WORK TO BE COMPLETED:
Locate all lines with the word "rgba". Copy them.

LISTING:
▶

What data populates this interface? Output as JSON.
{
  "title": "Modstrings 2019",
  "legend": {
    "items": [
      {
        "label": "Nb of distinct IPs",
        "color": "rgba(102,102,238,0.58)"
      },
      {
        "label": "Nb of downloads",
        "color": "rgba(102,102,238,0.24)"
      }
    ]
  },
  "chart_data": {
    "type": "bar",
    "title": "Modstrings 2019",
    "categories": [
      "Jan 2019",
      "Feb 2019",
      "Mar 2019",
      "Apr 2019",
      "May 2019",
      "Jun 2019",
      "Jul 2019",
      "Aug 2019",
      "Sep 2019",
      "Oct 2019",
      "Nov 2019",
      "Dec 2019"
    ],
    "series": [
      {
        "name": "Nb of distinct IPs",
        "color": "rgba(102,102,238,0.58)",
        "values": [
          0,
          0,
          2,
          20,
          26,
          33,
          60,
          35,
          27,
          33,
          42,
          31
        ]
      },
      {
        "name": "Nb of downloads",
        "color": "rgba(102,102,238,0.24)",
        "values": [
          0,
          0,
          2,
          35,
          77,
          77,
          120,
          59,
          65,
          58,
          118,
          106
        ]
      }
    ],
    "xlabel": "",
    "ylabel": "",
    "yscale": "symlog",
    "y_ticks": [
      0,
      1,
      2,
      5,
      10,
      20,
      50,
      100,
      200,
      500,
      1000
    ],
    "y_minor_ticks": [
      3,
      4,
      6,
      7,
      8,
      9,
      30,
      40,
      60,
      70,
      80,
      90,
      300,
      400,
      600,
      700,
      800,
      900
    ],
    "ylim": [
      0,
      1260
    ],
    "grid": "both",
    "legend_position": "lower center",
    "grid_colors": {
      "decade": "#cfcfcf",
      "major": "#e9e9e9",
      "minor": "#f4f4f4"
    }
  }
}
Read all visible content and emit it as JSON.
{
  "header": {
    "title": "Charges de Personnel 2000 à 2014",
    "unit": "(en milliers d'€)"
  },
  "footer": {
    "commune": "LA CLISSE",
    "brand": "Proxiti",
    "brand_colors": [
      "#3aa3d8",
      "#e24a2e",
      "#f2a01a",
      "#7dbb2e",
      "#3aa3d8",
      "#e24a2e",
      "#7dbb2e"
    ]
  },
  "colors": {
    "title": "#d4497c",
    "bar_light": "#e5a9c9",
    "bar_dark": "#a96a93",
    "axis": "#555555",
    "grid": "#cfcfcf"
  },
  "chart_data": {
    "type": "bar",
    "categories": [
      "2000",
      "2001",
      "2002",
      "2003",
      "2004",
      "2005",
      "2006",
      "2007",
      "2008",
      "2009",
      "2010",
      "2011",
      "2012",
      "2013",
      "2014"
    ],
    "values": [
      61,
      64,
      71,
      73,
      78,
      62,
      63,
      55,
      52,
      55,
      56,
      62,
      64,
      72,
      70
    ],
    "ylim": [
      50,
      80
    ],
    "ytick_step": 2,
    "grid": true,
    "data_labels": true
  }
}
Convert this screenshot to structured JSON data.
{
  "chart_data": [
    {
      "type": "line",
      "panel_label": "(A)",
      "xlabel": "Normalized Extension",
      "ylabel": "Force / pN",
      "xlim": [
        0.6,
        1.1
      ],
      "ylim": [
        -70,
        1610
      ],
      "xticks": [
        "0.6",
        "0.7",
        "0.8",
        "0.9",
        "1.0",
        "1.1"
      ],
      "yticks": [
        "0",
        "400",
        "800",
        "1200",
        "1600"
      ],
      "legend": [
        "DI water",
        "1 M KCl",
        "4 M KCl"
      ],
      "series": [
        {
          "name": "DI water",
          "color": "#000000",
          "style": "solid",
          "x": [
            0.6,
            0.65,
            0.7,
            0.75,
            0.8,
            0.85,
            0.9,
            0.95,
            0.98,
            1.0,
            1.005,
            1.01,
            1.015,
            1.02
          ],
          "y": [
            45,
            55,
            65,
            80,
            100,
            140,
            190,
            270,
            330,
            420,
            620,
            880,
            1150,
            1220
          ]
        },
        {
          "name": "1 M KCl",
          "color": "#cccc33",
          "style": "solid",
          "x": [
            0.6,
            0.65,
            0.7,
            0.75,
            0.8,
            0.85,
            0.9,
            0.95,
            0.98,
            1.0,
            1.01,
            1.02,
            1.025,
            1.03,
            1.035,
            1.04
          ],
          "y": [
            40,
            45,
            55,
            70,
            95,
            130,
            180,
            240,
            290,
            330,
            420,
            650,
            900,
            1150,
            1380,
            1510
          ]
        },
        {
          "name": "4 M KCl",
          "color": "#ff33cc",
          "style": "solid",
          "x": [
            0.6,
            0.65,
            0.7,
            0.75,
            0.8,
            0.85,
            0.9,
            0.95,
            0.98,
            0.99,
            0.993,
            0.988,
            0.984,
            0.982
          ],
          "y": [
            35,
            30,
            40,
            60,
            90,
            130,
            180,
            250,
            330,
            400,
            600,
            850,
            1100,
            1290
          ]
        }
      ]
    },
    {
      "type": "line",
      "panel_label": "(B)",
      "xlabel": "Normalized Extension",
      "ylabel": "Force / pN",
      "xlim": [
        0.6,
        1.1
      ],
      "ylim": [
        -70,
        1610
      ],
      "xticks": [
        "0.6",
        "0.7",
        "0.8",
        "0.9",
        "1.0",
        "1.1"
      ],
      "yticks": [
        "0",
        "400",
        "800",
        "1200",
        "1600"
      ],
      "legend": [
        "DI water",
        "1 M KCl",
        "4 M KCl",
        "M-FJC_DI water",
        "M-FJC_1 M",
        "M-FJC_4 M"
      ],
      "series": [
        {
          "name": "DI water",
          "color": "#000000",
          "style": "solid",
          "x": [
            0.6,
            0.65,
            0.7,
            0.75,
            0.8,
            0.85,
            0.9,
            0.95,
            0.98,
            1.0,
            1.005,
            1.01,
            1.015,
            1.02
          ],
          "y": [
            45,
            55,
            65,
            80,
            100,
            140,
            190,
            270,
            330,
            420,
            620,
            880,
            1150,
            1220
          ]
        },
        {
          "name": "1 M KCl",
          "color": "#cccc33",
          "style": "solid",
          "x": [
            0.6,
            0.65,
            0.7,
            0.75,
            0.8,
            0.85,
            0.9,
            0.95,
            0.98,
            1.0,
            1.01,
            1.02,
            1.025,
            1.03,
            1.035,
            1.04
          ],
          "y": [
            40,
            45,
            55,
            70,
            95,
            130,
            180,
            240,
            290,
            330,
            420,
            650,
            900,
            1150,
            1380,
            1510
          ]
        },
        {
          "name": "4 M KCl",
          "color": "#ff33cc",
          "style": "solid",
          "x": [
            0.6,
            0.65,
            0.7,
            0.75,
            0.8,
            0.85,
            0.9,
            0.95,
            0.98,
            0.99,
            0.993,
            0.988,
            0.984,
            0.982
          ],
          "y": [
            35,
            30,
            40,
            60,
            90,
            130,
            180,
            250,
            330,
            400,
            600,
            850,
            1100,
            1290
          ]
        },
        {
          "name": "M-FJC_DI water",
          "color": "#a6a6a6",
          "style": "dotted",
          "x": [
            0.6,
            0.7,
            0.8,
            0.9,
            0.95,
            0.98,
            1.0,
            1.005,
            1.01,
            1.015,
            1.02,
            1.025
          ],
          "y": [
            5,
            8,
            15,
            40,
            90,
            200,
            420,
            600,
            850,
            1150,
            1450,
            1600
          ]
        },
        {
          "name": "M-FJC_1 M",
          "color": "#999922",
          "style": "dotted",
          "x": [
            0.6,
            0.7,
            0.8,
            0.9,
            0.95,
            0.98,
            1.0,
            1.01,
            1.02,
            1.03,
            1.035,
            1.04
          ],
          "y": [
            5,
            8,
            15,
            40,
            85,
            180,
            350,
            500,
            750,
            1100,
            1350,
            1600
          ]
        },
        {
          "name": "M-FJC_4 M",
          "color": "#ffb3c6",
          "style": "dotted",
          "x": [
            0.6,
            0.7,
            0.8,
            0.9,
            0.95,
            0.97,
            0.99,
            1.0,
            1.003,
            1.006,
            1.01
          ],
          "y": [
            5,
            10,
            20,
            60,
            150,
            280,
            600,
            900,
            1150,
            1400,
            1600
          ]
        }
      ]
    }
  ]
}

◀

EXERCISE RESULT:
        "color": "rgba(102,102,238,0.58)"
        "color": "rgba(102,102,238,0.24)"
        "color": "rgba(102,102,238,0.58)",
        "color": "rgba(102,102,238,0.24)",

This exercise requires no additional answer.